**Excerpted records**:
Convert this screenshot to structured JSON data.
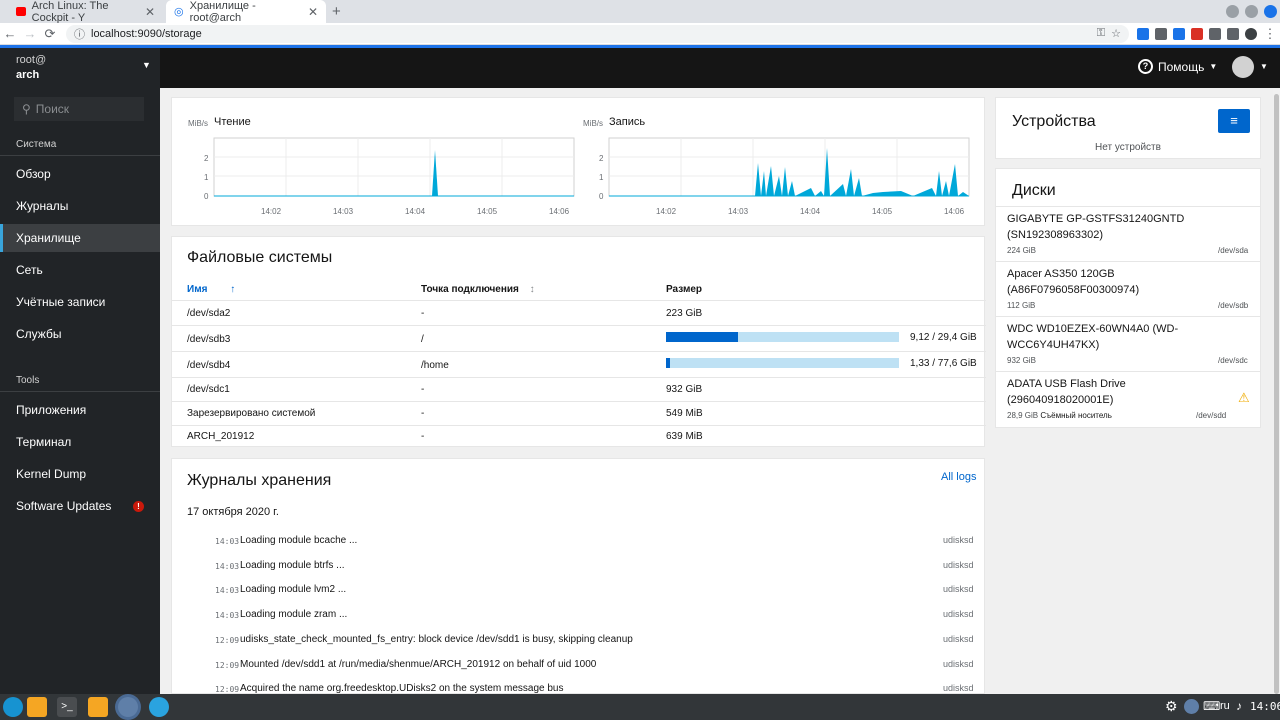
{
  "browser": {
    "tabs": [
      {
        "title": "Arch Linux: The Cockpit - Y"
      },
      {
        "title": "Хранилище - root@arch"
      }
    ],
    "url": "localhost:9090/storage"
  },
  "sidebar": {
    "user": "root@",
    "host": "arch",
    "search_placeholder": "Поиск",
    "section_system": "Система",
    "items_system": [
      "Обзор",
      "Журналы",
      "Хранилище",
      "Сеть",
      "Учётные записи",
      "Службы"
    ],
    "section_tools": "Tools",
    "items_tools": [
      "Приложения",
      "Терминал",
      "Kernel Dump",
      "Software Updates"
    ]
  },
  "topnav": {
    "help": "Помощь"
  },
  "charts": {
    "read": {
      "unit": "MiB/s",
      "title": "Чтение",
      "yticks": [
        "2",
        "1",
        "0"
      ],
      "xticks": [
        "14:02",
        "14:03",
        "14:04",
        "14:05",
        "14:06"
      ]
    },
    "write": {
      "unit": "MiB/s",
      "title": "Запись",
      "yticks": [
        "2",
        "1",
        "0"
      ],
      "xticks": [
        "14:02",
        "14:03",
        "14:04",
        "14:05",
        "14:06"
      ]
    }
  },
  "filesystems": {
    "title": "Файловые системы",
    "headers": [
      "Имя",
      "Точка подключения",
      "Размер"
    ],
    "rows": [
      {
        "name": "/dev/sda2",
        "mount": "-",
        "size": "223 GiB"
      },
      {
        "name": "/dev/sdb3",
        "mount": "/",
        "size": "9,12 / 29,4 GiB",
        "usage": 0.31
      },
      {
        "name": "/dev/sdb4",
        "mount": "/home",
        "size": "1,33 / 77,6 GiB",
        "usage": 0.017
      },
      {
        "name": "/dev/sdc1",
        "mount": "-",
        "size": "932 GiB"
      },
      {
        "name": "Зарезервировано системой",
        "mount": "-",
        "size": "549 MiB"
      },
      {
        "name": "ARCH_201912",
        "mount": "-",
        "size": "639 MiB"
      }
    ]
  },
  "logs": {
    "title": "Журналы хранения",
    "all_logs": "All logs",
    "date": "17 октября 2020 г.",
    "entries": [
      {
        "time": "14:03",
        "msg": "Loading module bcache ...",
        "src": "udisksd"
      },
      {
        "time": "14:03",
        "msg": "Loading module btrfs ...",
        "src": "udisksd"
      },
      {
        "time": "14:03",
        "msg": "Loading module lvm2 ...",
        "src": "udisksd"
      },
      {
        "time": "14:03",
        "msg": "Loading module zram ...",
        "src": "udisksd"
      },
      {
        "time": "12:09",
        "msg": "udisks_state_check_mounted_fs_entry: block device /dev/sdd1 is busy, skipping cleanup",
        "src": "udisksd"
      },
      {
        "time": "12:09",
        "msg": "Mounted /dev/sdd1 at /run/media/shenmue/ARCH_201912 on behalf of uid 1000",
        "src": "udisksd"
      },
      {
        "time": "12:09",
        "msg": "Acquired the name org.freedesktop.UDisks2 on the system message bus",
        "src": "udisksd"
      }
    ]
  },
  "devices": {
    "title": "Устройства",
    "empty": "Нет устройств"
  },
  "disks": {
    "title": "Диски",
    "items": [
      {
        "name1": "GIGABYTE GP-GSTFS31240GNTD",
        "name2": "(SN192308963302)",
        "size": "224 GiB",
        "dev": "/dev/sda"
      },
      {
        "name1": "Apacer AS350 120GB",
        "name2": "(A86F0796058F00300974)",
        "size": "112 GiB",
        "dev": "/dev/sdb"
      },
      {
        "name1": "WDC WD10EZEX-60WN4A0 (WD-",
        "name2": "WCC6Y4UH47KX)",
        "size": "932 GiB",
        "dev": "/dev/sdc"
      },
      {
        "name1": "ADATA USB Flash Drive",
        "name2": "(296040918020001E)",
        "size": "28,9 GiB",
        "extra": "Съёмный носитель",
        "dev": "/dev/sdd"
      }
    ]
  },
  "taskbar": {
    "lang": "ru",
    "time": "14:06"
  },
  "colors": {
    "accent": "#0066cc",
    "chart": "#00a8d9",
    "warning": "#f0ab00",
    "danger": "#c9190b"
  }
}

**Exercise brief**: Are you able to set down all the lines above exactly, without any pictures?

**Answer for this exercise**:
Convert this screenshot to structured JSON data.
{
  "browser": {
    "tabs": [
      {
        "title": "Arch Linux: The Cockpit - Y"
      },
      {
        "title": "Хранилище - root@arch"
      }
    ],
    "url": "localhost:9090/storage"
  },
  "sidebar": {
    "user": "root@",
    "host": "arch",
    "search_placeholder": "Поиск",
    "section_system": "Система",
    "items_system": [
      "Обзор",
      "Журналы",
      "Хранилище",
      "Сеть",
      "Учётные записи",
      "Службы"
    ],
    "section_tools": "Tools",
    "items_tools": [
      "Приложения",
      "Терминал",
      "Kernel Dump",
      "Software Updates"
    ]
  },
  "topnav": {
    "help": "Помощь"
  },
  "charts": {
    "read": {
      "unit": "MiB/s",
      "title": "Чтение",
      "yticks": [
        "2",
        "1",
        "0"
      ],
      "xticks": [
        "14:02",
        "14:03",
        "14:04",
        "14:05",
        "14:06"
      ]
    },
    "write": {
      "unit": "MiB/s",
      "title": "Запись",
      "yticks": [
        "2",
        "1",
        "0"
      ],
      "xticks": [
        "14:02",
        "14:03",
        "14:04",
        "14:05",
        "14:06"
      ]
    }
  },
  "filesystems": {
    "title": "Файловые системы",
    "headers": [
      "Имя",
      "Точка подключения",
      "Размер"
    ],
    "rows": [
      {
        "name": "/dev/sda2",
        "mount": "-",
        "size": "223 GiB"
      },
      {
        "name": "/dev/sdb3",
        "mount": "/",
        "size": "9,12 / 29,4 GiB",
        "usage": 0.31
      },
      {
        "name": "/dev/sdb4",
        "mount": "/home",
        "size": "1,33 / 77,6 GiB",
        "usage": 0.017
      },
      {
        "name": "/dev/sdc1",
        "mount": "-",
        "size": "932 GiB"
      },
      {
        "name": "Зарезервировано системой",
        "mount": "-",
        "size": "549 MiB"
      },
      {
        "name": "ARCH_201912",
        "mount": "-",
        "size": "639 MiB"
      }
    ]
  },
  "logs": {
    "title": "Журналы хранения",
    "all_logs": "All logs",
    "date": "17 октября 2020 г.",
    "entries": [
      {
        "time": "14:03",
        "msg": "Loading module bcache ...",
        "src": "udisksd"
      },
      {
        "time": "14:03",
        "msg": "Loading module btrfs ...",
        "src": "udisksd"
      },
      {
        "time": "14:03",
        "msg": "Loading module lvm2 ...",
        "src": "udisksd"
      },
      {
        "time": "14:03",
        "msg": "Loading module zram ...",
        "src": "udisksd"
      },
      {
        "time": "12:09",
        "msg": "udisks_state_check_mounted_fs_entry: block device /dev/sdd1 is busy, skipping cleanup",
        "src": "udisksd"
      },
      {
        "time": "12:09",
        "msg": "Mounted /dev/sdd1 at /run/media/shenmue/ARCH_201912 on behalf of uid 1000",
        "src": "udisksd"
      },
      {
        "time": "12:09",
        "msg": "Acquired the name org.freedesktop.UDisks2 on the system message bus",
        "src": "udisksd"
      }
    ]
  },
  "devices": {
    "title": "Устройства",
    "empty": "Нет устройств"
  },
  "disks": {
    "title": "Диски",
    "items": [
      {
        "name1": "GIGABYTE GP-GSTFS31240GNTD",
        "name2": "(SN192308963302)",
        "size": "224 GiB",
        "dev": "/dev/sda"
      },
      {
        "name1": "Apacer AS350 120GB",
        "name2": "(A86F0796058F00300974)",
        "size": "112 GiB",
        "dev": "/dev/sdb"
      },
      {
        "name1": "WDC WD10EZEX-60WN4A0 (WD-",
        "name2": "WCC6Y4UH47KX)",
        "size": "932 GiB",
        "dev": "/dev/sdc"
      },
      {
        "name1": "ADATA USB Flash Drive",
        "name2": "(296040918020001E)",
        "size": "28,9 GiB",
        "extra": "Съёмный носитель",
        "dev": "/dev/sdd"
      }
    ]
  },
  "taskbar": {
    "lang": "ru",
    "time": "14:06"
  },
  "colors": {
    "accent": "#0066cc",
    "chart": "#00a8d9",
    "warning": "#f0ab00",
    "danger": "#c9190b"
  }
}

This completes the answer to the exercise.